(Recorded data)
— Start —

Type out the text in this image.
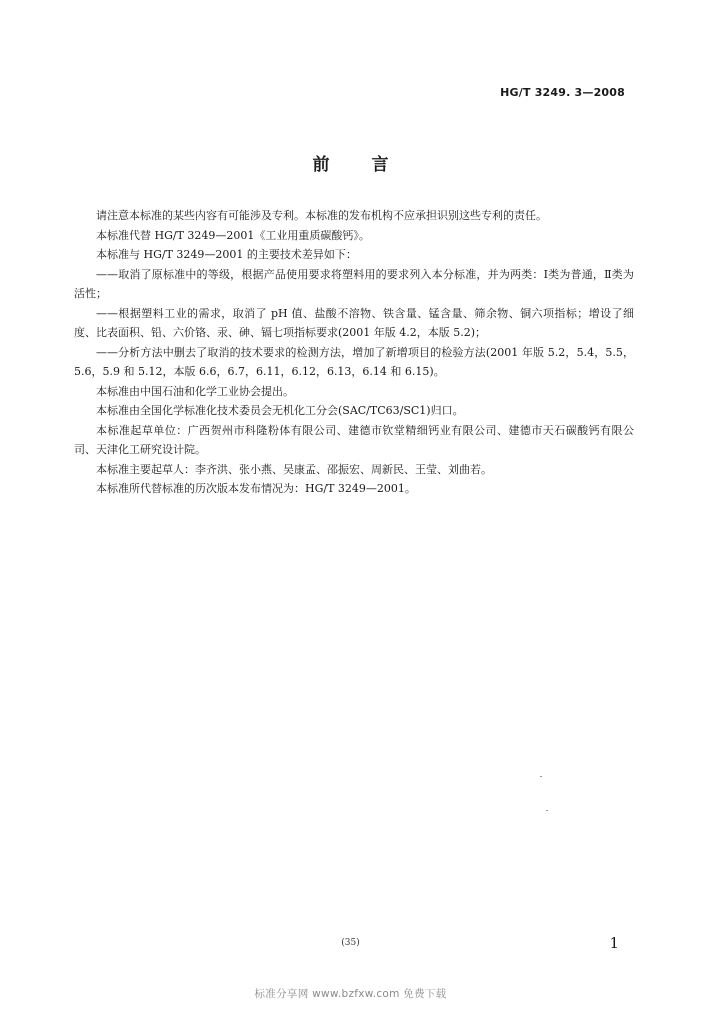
HG/T 3249. 3—2008
前言

请注意本标准的某些内容有可能涉及专利。本标准的发布机构不应承担识别这些专利的责任。

本标准代替 HG/T 3249—2001《工业用重质碳酸钙》。

本标准与 HG/T 3249—2001 的主要技术差异如下：

——取消了原标准中的等级，根据产品使用要求将塑料用的要求列入本分标准，并为两类：Ⅰ类为普通，Ⅱ类为活性；

——根据塑料工业的需求，取消了 pH 值、盐酸不溶物、铁含量、锰含量、筛余物、铜六项指标；增设了细度、比表面积、铅、六价铬、汞、砷、镉七项指标要求(2001 年版 4.2，本版 5.2)；

——分析方法中删去了取消的技术要求的检测方法，增加了新增项目的检验方法(2001 年版 5.2，5.4，5.5，5.6，5.9 和 5.12，本版 6.6，6.7，6.11，6.12，6.13，6.14 和 6.15)。

本标准由中国石油和化学工业协会提出。

本标准由全国化学标准化技术委员会无机化工分会(SAC/TC63/SC1)归口。

本标准起草单位：广西贺州市科隆粉体有限公司、建德市钦堂精细钙业有限公司、建德市天石碳酸钙有限公司、天津化工研究设计院。

本标准主要起草人：李齐洪、张小燕、吴康孟、邵振宏、周新民、王莹、刘曲若。

本标准所代替标准的历次版本发布情况为：HG/T 3249—2001。

(35)	1
标准分享网 www.bzfxw.com 免费下载
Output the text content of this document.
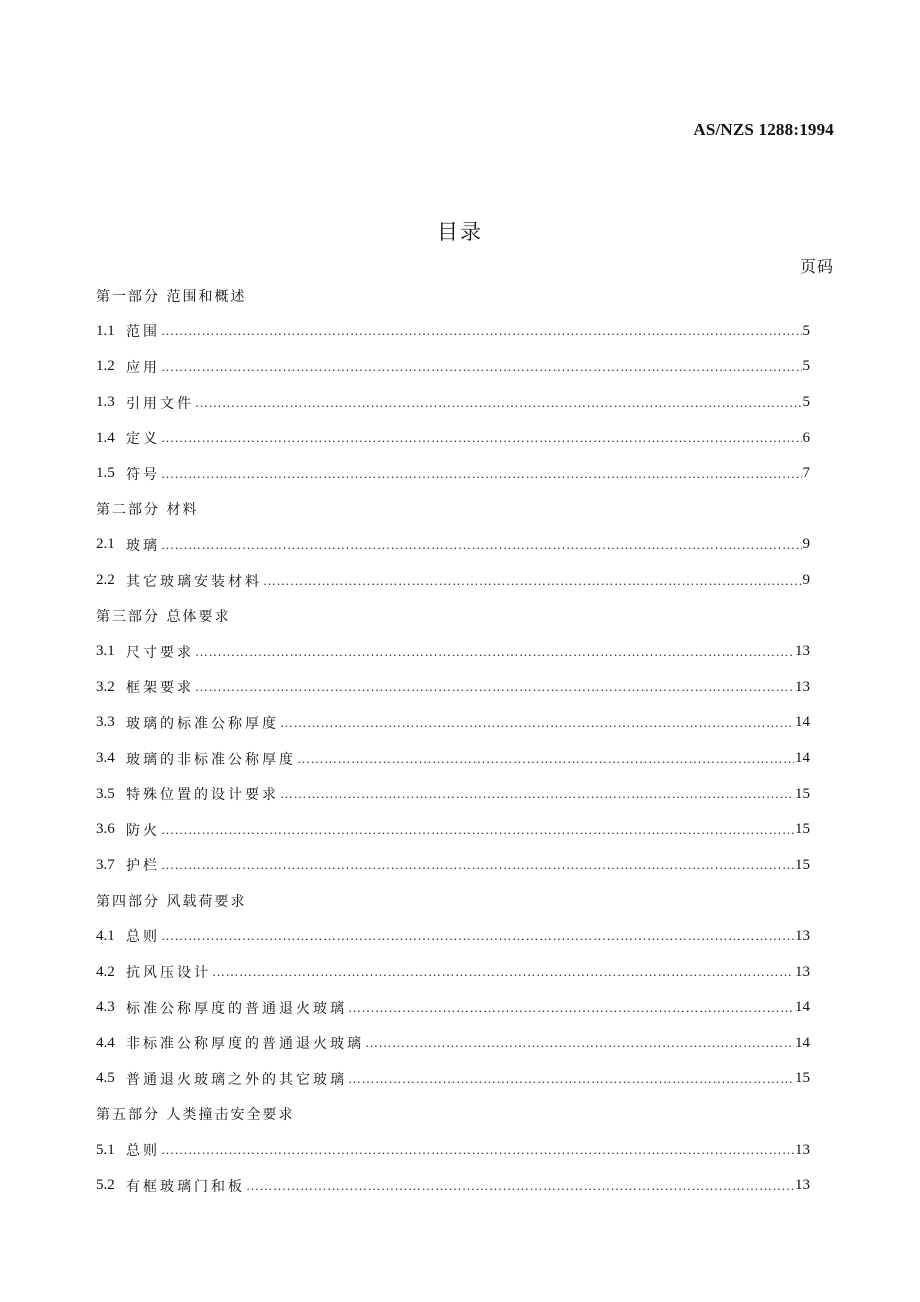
AS/NZS 1288:1994
目录
页码
第一部分 范围和概述
1.1 范围 …………………………………………………………………………………………………………………………………………………………………………………………………………	5
1.2 应用 …………………………………………………………………………………………………………………………………………………………………………………………………………	5
1.3 引用文件 …………………………………………………………………………………………………………………………………………………………………………………………………………	5
1.4 定义 …………………………………………………………………………………………………………………………………………………………………………………………………………	6
1.5 符号 …………………………………………………………………………………………………………………………………………………………………………………………………………	7
第二部分 材料
2.1 玻璃 …………………………………………………………………………………………………………………………………………………………………………………………………………	9
2.2 其它玻璃安装材料 …………………………………………………………………………………………………………………………………………………………………………………………………………	9
第三部分 总体要求
3.1 尺寸要求 …………………………………………………………………………………………………………………………………………………………………………………………………………	13
3.2 框架要求 …………………………………………………………………………………………………………………………………………………………………………………………………………	13
3.3 玻璃的标准公称厚度 …………………………………………………………………………………………………………………………………………………………………………………………………………	14
3.4 玻璃的非标准公称厚度 …………………………………………………………………………………………………………………………………………………………………………………………………………	14
3.5 特殊位置的设计要求 …………………………………………………………………………………………………………………………………………………………………………………………………………	15
3.6 防火 …………………………………………………………………………………………………………………………………………………………………………………………………………	15
3.7 护栏 …………………………………………………………………………………………………………………………………………………………………………………………………………	15
第四部分 风载荷要求
4.1 总则 …………………………………………………………………………………………………………………………………………………………………………………………………………	13
4.2 抗风压设计 …………………………………………………………………………………………………………………………………………………………………………………………………………	13
4.3 标准公称厚度的普通退火玻璃 …………………………………………………………………………………………………………………………………………………………………………………………………………	14
4.4 非标准公称厚度的普通退火玻璃 …………………………………………………………………………………………………………………………………………………………………………………………………………	14
4.5 普通退火玻璃之外的其它玻璃 …………………………………………………………………………………………………………………………………………………………………………………………………………	15
第五部分 人类撞击安全要求
5.1 总则 …………………………………………………………………………………………………………………………………………………………………………………………………………	13
5.2 有框玻璃门和板 …………………………………………………………………………………………………………………………………………………………………………………………………………	13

— End —

Set problem: Show all lines from the data above in which the word "text" appears.

In response:
Type out the text in this image.
Output the text content of this document.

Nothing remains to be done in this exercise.